Work to do
Keep every line where the word "pharmacy" appears; drop the rest.

Entries provided
-- Start --
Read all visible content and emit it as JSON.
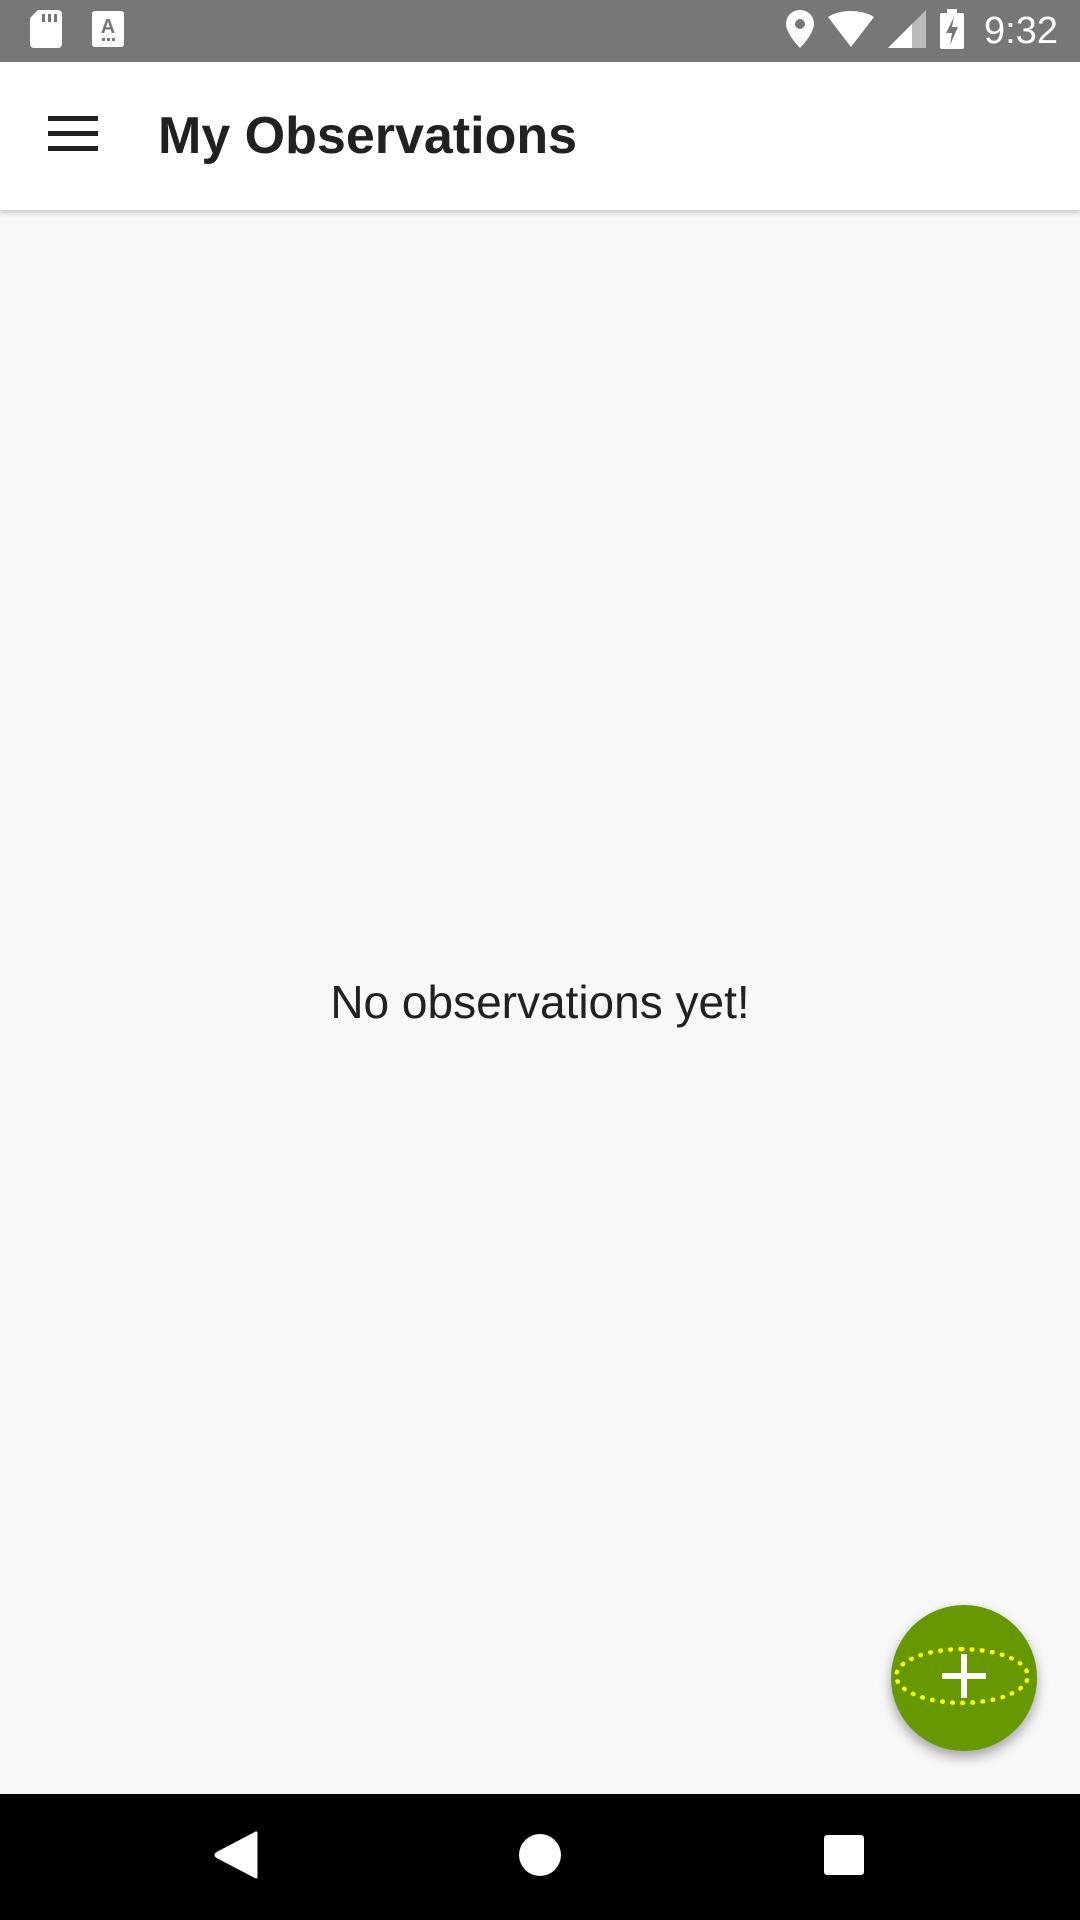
{
  "status_bar": {
    "time": "9:32",
    "left_icons": [
      "sd-card-icon",
      "text-a-icon"
    ],
    "right_icons": [
      "location-pin-icon",
      "wifi-icon",
      "signal-icon",
      "battery-charging-icon"
    ]
  },
  "app_bar": {
    "title": "My Observations",
    "menu_icon": "hamburger-menu-icon"
  },
  "content": {
    "empty_message": "No observations yet!"
  },
  "fab": {
    "icon": "plus-icon",
    "color": "#669900",
    "focus_ring_color": "#ffff00"
  },
  "nav_bar": {
    "buttons": [
      "back",
      "home",
      "recents"
    ]
  },
  "colors": {
    "status_bar": "#777777",
    "app_bar": "#ffffff",
    "background": "#f8f8f8",
    "nav_bar": "#000000",
    "title_text": "#212121"
  }
}
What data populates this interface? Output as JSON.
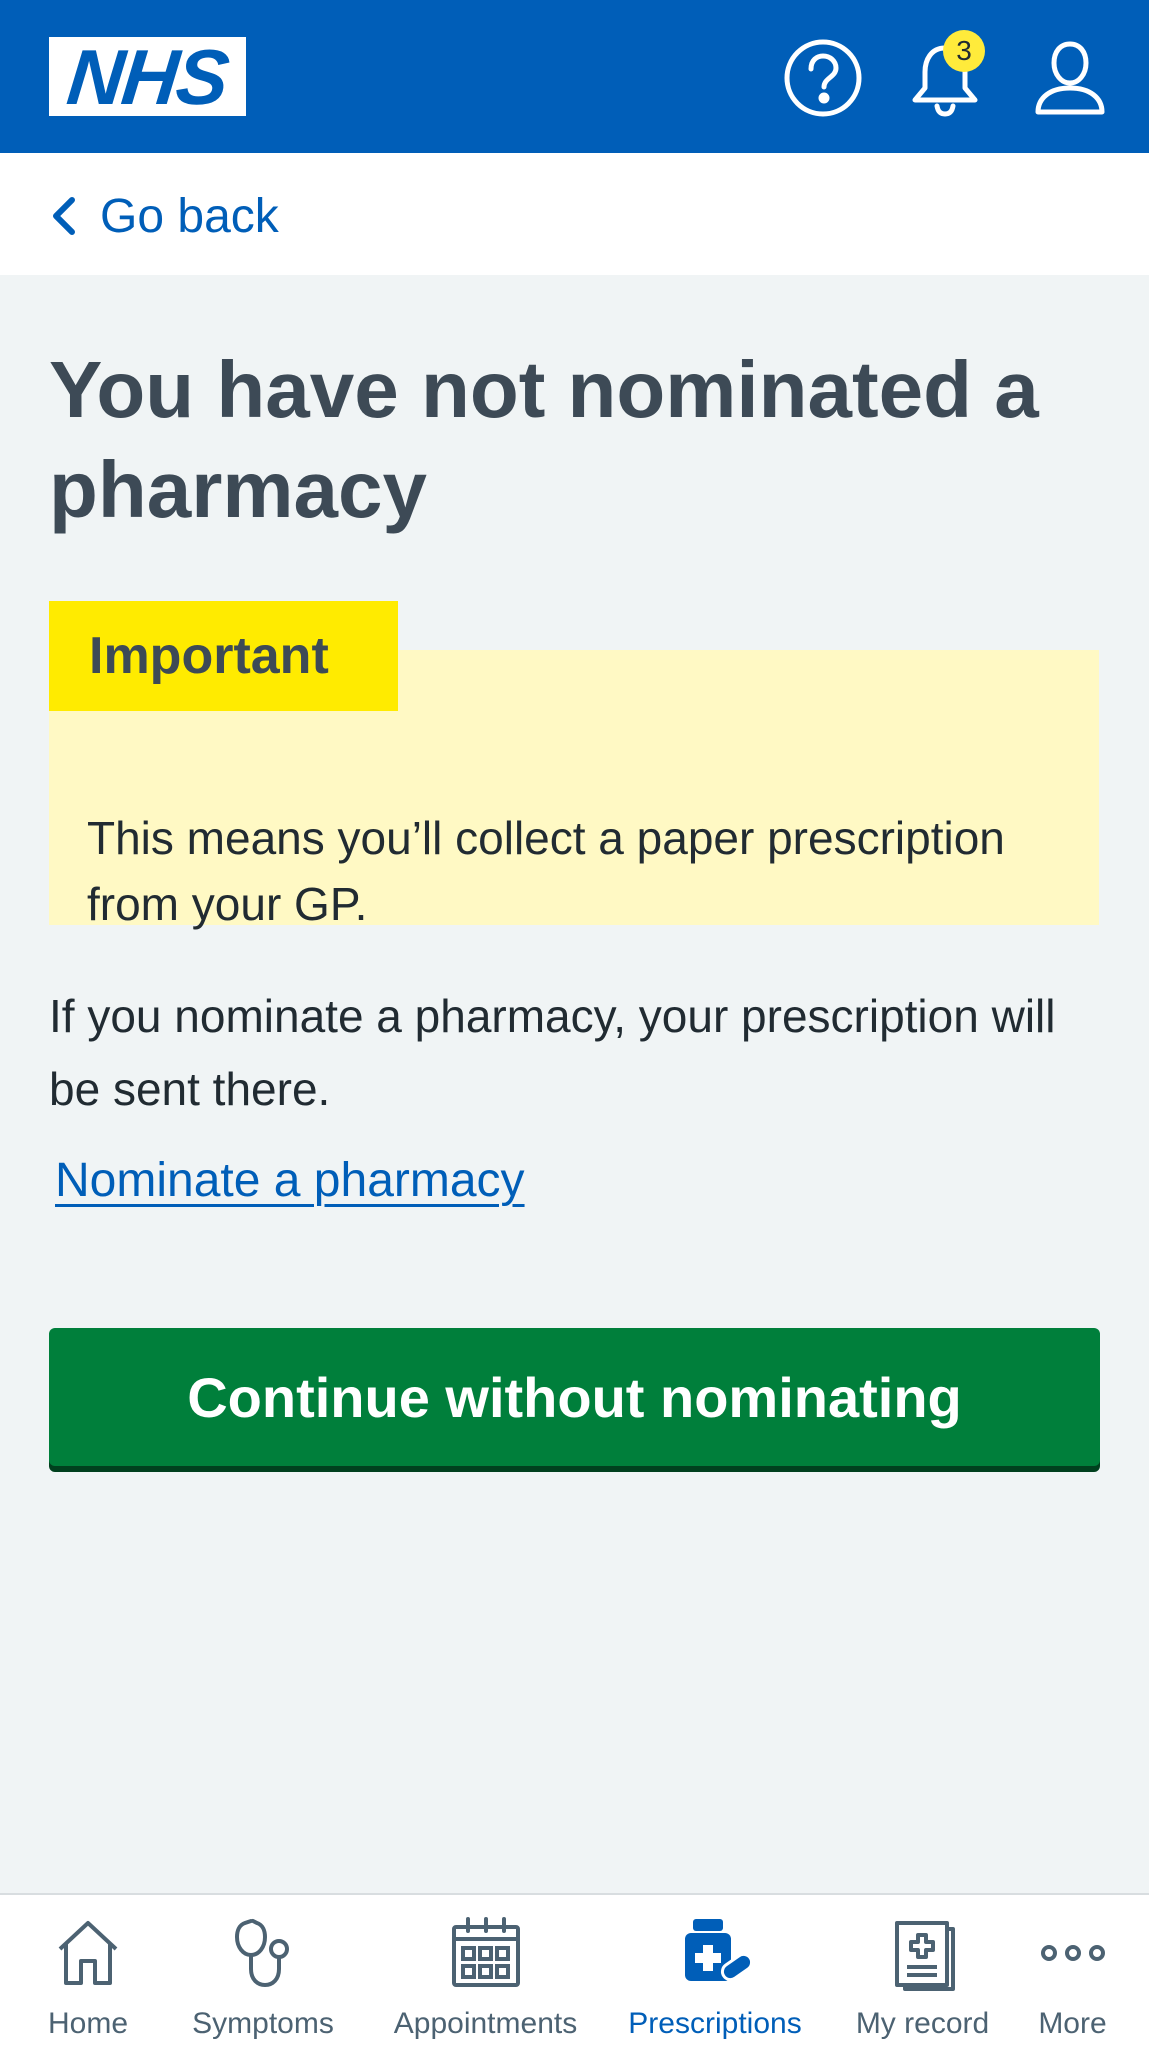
{
  "header": {
    "logo_text": "NHS",
    "help_icon": "help-circle-icon",
    "notifications_icon": "bell-icon",
    "notifications_count": "3",
    "account_icon": "account-icon",
    "brand_color": "#005eb8"
  },
  "nav": {
    "back_label": "Go back"
  },
  "main": {
    "title": "You have not nominated a pharmacy",
    "callout": {
      "label": "Important",
      "text": "This means you’ll collect a paper prescription from your GP."
    },
    "body_text": "If you nominate a pharmacy, your prescription will be sent there.",
    "nominate_link": "Nominate a pharmacy",
    "continue_button": "Continue without nominating"
  },
  "colors": {
    "button_green": "#007f3b",
    "callout_yellow": "#ffeb00",
    "callout_background": "#fff9c4",
    "link_blue": "#005eb8"
  },
  "bottom_nav": {
    "active": "Prescriptions",
    "items": [
      {
        "label": "Home",
        "icon": "home-icon"
      },
      {
        "label": "Symptoms",
        "icon": "stethoscope-icon"
      },
      {
        "label": "Appointments",
        "icon": "calendar-icon"
      },
      {
        "label": "Prescriptions",
        "icon": "medicine-icon"
      },
      {
        "label": "My record",
        "icon": "record-icon"
      },
      {
        "label": "More",
        "icon": "more-icon"
      }
    ]
  }
}
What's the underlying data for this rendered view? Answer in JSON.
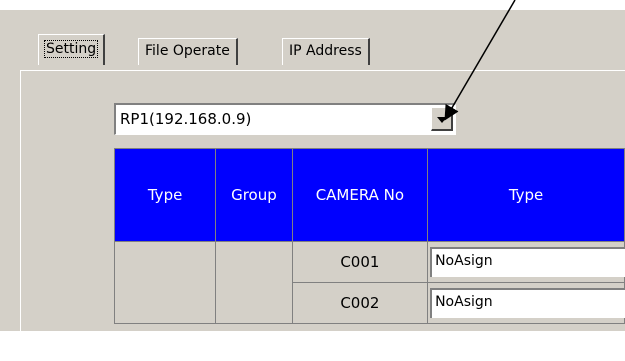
{
  "tabs": [
    "Setting",
    "File Operate",
    "IP Address"
  ],
  "recorder_select": {
    "value": "RP1(192.168.0.9)"
  },
  "table": {
    "headers": [
      "Type",
      "Group",
      "CAMERA No",
      "Type"
    ],
    "rows": [
      {
        "camera_no": "C001",
        "type": "NoAsign"
      },
      {
        "camera_no": "C002",
        "type": "NoAsign"
      }
    ]
  },
  "colors": {
    "header_bg": "#0000ff",
    "window_bg": "#d4d0c8"
  },
  "icons": {
    "arrow": "annotation-arrow-icon",
    "dropdown": "chevron-down-icon"
  }
}
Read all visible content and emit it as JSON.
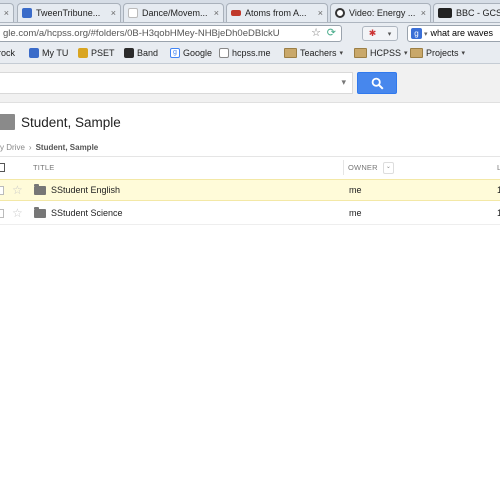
-- End --
Task answer
    "title": "You have not nominated a pharmacy",
    "body_text": "If you nominate a pharmacy, your prescription will be sent there.",
    "nominate_link": "Nominate a pharmacy",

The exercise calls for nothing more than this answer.